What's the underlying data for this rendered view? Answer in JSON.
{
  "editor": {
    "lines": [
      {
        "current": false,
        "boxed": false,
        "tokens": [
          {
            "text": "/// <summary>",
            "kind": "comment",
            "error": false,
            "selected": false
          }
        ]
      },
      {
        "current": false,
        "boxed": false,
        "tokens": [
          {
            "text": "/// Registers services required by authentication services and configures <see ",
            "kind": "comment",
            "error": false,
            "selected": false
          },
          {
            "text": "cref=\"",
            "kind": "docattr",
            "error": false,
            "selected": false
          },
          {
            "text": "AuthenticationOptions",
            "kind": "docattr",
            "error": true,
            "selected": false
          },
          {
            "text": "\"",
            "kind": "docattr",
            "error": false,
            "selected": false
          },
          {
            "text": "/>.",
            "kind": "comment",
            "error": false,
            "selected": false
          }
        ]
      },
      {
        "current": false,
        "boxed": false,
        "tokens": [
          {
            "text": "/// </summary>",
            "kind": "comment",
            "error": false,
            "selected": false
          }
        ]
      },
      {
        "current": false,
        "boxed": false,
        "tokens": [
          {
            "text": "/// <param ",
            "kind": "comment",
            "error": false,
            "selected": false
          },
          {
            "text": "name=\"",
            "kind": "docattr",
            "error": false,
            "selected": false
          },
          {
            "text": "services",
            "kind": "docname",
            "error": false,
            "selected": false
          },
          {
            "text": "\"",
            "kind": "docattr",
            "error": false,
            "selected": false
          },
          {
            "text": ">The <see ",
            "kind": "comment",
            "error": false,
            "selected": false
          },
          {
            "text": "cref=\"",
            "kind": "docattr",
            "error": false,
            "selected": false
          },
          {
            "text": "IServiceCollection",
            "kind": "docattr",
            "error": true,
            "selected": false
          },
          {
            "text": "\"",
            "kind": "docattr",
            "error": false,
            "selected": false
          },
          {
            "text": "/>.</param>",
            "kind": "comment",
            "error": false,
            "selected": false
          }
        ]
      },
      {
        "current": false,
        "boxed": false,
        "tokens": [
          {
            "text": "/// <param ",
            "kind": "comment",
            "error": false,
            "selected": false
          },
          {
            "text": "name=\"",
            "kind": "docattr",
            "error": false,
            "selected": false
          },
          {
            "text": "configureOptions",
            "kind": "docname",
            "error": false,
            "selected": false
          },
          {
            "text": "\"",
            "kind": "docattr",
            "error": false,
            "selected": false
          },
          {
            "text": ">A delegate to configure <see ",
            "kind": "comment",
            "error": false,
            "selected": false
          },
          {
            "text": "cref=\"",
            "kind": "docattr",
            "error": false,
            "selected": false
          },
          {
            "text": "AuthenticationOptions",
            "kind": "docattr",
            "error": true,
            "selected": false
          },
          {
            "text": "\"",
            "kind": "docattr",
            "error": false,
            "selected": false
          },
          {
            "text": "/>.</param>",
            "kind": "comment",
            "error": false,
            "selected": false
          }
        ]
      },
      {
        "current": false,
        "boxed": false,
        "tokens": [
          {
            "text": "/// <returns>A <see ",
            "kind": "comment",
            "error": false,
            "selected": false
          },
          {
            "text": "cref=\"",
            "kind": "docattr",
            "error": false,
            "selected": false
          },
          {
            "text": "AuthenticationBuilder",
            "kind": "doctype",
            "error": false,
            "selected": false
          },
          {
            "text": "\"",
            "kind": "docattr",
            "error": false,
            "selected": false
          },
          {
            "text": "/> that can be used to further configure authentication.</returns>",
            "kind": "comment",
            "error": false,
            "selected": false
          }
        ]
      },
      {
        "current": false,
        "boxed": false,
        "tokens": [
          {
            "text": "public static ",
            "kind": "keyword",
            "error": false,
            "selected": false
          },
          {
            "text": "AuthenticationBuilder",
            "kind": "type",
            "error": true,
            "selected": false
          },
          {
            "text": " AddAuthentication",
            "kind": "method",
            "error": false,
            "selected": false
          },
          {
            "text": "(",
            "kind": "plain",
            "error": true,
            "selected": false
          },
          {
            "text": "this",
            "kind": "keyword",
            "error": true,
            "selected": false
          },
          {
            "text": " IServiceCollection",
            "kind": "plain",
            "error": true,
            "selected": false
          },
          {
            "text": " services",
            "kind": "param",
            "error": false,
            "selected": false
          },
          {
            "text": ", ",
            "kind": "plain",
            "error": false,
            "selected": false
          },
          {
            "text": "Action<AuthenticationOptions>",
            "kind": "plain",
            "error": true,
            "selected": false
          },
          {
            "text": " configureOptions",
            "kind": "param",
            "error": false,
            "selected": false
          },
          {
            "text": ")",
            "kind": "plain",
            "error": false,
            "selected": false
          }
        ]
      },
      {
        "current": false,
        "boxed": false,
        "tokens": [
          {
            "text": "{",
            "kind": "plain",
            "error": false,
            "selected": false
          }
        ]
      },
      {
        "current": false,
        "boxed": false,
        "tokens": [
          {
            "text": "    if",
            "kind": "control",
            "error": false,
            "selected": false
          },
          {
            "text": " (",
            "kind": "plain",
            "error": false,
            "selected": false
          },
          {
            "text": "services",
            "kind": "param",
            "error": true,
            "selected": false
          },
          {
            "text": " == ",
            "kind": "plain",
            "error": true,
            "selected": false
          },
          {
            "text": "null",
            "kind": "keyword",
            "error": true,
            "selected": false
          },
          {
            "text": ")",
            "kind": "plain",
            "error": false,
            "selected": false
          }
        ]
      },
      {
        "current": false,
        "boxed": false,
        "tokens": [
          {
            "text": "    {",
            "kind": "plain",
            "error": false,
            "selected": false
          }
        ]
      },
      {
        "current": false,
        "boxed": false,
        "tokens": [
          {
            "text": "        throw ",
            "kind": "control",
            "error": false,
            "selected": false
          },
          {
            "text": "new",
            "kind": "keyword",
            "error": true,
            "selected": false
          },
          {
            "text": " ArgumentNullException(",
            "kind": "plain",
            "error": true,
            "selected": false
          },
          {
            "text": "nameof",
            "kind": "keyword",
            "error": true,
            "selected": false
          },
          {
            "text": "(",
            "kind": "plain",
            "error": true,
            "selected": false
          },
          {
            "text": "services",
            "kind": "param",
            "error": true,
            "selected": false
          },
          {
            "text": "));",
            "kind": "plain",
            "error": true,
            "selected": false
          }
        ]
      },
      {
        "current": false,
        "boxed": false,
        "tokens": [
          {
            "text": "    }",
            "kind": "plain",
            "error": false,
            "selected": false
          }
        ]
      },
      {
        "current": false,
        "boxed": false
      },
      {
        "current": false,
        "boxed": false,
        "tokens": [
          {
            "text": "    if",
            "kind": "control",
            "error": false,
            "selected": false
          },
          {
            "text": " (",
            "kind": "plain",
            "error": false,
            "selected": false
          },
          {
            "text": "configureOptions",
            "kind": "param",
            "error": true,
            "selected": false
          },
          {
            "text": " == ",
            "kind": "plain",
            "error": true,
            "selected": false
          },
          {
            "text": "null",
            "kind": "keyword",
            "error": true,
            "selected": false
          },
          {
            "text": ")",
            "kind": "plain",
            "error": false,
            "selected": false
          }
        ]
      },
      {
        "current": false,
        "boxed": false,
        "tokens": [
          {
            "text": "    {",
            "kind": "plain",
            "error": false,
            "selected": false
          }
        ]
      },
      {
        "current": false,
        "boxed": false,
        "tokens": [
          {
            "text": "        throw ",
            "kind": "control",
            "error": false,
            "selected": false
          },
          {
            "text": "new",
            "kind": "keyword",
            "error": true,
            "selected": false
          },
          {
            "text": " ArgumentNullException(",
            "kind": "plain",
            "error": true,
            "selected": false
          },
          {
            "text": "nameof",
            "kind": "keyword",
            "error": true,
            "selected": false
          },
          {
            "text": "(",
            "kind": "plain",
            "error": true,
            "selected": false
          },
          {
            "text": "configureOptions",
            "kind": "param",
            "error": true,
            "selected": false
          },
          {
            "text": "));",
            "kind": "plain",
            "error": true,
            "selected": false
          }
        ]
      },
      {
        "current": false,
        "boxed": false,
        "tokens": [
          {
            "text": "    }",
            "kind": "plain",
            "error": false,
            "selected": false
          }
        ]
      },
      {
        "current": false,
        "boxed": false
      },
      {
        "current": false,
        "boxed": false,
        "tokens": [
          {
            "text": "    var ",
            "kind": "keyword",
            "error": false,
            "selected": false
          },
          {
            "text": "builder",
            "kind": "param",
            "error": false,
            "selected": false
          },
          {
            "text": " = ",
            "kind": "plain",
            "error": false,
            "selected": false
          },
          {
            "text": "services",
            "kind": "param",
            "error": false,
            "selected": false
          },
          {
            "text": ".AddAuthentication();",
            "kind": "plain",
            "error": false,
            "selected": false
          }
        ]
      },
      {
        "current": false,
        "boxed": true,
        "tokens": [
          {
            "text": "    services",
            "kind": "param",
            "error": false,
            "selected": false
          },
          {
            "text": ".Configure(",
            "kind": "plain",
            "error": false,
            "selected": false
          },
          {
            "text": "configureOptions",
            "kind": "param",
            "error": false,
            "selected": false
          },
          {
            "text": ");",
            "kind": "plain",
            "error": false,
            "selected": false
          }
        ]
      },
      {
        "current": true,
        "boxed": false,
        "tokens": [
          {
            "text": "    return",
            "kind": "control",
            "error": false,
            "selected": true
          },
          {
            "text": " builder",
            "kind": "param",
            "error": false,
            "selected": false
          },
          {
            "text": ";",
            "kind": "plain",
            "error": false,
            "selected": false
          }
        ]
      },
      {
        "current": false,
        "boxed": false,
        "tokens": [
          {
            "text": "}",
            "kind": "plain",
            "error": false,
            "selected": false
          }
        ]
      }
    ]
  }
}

EXERCISE DETAILS
Copy every line of the records above that holds the word "this".

FULL OUTPUT
What's the underlying data for this rendered view? Answer in JSON.
            "text": "this",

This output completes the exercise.